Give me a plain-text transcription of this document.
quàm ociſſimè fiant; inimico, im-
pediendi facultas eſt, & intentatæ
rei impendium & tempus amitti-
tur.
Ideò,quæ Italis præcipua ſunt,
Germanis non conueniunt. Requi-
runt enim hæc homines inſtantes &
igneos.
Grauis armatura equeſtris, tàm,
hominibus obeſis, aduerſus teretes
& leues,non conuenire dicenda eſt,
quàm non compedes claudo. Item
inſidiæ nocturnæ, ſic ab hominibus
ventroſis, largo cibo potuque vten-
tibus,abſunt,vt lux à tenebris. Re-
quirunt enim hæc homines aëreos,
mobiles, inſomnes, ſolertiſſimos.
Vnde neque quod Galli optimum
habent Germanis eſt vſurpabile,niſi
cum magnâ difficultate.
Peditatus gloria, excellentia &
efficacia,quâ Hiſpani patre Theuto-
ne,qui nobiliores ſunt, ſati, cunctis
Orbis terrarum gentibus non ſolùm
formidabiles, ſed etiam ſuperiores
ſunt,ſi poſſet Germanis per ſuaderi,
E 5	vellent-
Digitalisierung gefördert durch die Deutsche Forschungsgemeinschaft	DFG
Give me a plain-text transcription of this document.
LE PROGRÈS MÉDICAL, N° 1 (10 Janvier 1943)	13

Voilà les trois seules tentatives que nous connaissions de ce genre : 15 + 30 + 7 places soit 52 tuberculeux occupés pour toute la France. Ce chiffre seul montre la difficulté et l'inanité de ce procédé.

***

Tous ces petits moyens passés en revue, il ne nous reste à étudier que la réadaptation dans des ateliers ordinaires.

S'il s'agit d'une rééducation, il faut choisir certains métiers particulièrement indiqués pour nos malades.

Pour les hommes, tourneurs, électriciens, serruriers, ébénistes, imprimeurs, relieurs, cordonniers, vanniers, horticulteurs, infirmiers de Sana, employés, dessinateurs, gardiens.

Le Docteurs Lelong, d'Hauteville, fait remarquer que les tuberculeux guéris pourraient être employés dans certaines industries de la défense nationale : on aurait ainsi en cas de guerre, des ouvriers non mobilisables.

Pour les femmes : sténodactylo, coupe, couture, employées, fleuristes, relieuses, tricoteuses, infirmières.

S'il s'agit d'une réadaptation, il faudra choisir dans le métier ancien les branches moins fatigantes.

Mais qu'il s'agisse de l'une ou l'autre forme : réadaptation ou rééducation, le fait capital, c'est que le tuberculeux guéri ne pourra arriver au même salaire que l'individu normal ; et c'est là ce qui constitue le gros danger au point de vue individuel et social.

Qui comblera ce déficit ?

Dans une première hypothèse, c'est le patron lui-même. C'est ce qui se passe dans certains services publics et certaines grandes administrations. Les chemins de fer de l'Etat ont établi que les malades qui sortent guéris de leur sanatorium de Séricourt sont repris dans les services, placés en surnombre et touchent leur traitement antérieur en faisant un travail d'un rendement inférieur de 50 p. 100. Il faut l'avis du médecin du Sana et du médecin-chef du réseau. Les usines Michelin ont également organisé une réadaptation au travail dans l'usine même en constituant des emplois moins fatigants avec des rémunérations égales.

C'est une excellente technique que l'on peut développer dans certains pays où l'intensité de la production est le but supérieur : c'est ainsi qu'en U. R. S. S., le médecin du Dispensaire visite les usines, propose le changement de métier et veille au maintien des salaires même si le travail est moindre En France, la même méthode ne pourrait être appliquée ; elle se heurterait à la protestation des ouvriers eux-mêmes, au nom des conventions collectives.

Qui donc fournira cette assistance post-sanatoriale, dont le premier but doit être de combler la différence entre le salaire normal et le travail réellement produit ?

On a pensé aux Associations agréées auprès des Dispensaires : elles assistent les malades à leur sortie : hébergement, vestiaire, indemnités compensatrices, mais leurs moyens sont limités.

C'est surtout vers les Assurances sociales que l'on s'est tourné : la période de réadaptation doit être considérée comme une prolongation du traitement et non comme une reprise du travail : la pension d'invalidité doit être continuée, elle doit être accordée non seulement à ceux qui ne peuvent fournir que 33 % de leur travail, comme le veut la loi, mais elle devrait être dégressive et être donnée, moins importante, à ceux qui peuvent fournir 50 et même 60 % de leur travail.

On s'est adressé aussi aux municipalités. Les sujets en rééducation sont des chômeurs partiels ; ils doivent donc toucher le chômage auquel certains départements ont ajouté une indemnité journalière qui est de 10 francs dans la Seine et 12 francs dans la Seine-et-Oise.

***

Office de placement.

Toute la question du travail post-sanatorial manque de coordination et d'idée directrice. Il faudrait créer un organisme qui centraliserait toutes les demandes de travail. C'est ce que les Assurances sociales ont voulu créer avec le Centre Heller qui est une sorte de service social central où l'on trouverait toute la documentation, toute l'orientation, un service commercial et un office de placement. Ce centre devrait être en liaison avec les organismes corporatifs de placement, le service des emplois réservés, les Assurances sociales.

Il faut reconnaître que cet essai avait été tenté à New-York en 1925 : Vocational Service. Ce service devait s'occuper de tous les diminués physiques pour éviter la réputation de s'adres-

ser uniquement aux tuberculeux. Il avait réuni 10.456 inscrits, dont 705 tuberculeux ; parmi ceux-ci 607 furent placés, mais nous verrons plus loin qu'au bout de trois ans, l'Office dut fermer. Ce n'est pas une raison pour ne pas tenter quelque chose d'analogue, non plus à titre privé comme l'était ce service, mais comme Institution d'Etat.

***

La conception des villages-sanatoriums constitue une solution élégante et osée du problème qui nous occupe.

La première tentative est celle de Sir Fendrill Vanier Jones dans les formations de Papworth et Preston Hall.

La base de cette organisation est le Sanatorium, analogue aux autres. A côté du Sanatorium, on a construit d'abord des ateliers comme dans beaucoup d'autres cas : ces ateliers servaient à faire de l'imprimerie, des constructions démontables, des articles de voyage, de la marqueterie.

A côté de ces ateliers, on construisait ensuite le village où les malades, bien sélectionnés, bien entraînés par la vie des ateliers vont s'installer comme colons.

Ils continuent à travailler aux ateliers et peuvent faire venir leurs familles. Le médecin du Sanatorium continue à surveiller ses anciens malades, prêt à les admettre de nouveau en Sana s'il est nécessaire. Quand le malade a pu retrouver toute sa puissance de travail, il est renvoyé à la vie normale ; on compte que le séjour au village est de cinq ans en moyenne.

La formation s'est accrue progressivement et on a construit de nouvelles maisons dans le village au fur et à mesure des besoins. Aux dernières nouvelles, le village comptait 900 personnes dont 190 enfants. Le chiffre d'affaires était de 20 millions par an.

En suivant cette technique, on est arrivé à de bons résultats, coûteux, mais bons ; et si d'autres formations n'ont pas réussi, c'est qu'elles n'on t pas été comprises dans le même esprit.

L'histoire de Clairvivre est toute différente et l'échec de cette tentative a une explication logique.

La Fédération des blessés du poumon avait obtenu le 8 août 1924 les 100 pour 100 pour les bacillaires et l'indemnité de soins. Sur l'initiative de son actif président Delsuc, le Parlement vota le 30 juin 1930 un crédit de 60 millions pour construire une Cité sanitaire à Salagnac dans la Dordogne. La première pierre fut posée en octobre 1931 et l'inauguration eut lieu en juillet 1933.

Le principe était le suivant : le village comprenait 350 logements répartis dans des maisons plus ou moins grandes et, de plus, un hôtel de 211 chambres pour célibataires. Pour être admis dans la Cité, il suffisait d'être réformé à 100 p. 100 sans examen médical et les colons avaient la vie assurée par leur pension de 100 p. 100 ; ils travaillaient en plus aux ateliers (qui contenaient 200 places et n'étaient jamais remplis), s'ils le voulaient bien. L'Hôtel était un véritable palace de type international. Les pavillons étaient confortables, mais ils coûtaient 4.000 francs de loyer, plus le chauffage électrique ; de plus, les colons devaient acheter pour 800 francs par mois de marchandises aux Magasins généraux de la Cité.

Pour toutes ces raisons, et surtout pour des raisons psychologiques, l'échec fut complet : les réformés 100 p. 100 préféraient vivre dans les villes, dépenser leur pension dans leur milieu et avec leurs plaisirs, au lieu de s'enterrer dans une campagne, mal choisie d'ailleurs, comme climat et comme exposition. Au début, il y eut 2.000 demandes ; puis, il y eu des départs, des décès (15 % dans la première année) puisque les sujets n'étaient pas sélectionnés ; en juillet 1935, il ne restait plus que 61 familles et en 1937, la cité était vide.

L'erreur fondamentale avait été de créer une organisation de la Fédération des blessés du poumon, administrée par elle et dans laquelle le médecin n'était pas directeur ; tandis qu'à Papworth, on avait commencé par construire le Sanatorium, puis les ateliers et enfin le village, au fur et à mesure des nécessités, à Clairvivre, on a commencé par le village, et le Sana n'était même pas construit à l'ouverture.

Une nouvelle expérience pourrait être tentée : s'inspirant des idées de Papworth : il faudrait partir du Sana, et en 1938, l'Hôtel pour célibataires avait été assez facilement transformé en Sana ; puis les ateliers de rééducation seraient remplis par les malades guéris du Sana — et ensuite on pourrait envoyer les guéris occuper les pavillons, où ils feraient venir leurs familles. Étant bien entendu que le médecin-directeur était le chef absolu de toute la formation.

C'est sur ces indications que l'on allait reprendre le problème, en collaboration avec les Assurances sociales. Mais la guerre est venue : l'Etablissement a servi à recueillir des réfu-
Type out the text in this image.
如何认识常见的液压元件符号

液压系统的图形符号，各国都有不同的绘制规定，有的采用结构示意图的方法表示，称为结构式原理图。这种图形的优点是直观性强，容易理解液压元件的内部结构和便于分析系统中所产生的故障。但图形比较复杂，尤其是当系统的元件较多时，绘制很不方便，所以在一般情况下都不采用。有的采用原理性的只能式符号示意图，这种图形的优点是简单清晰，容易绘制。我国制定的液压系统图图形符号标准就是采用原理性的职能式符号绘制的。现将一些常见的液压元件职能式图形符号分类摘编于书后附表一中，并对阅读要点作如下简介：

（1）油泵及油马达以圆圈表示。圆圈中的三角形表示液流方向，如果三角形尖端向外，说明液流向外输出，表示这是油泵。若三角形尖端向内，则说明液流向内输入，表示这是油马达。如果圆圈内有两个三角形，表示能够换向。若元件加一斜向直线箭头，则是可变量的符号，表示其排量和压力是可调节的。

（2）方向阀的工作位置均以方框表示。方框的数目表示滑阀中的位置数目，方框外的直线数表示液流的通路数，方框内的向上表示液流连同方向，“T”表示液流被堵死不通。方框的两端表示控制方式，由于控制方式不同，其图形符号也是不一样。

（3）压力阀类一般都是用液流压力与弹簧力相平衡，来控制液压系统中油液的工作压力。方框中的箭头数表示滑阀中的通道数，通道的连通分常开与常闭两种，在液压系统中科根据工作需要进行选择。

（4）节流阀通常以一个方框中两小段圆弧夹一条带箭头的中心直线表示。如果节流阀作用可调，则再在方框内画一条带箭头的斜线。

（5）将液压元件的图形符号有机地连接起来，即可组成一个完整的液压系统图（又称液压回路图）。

*-*-*

**Exercise details**: Gather each line in these records that contains the string "fait".

**Solved problem**:
Le Docteurs Lelong, d'Hauteville, fait remarquer que les tuberculeux guéris pourraient être employés dans certaines industries de la défense nationale : on aurait ainsi en cas de guerre, des ouvriers non mobilisables.
Mais qu'il s'agisse de l'une ou l'autre forme : réadaptation ou rééducation, le fait capital, c'est que le tuberculeux guéri ne pourra arriver au même salaire que l'individu normal ; et c'est là ce qui constitue le gros danger au point de vue individuel et social.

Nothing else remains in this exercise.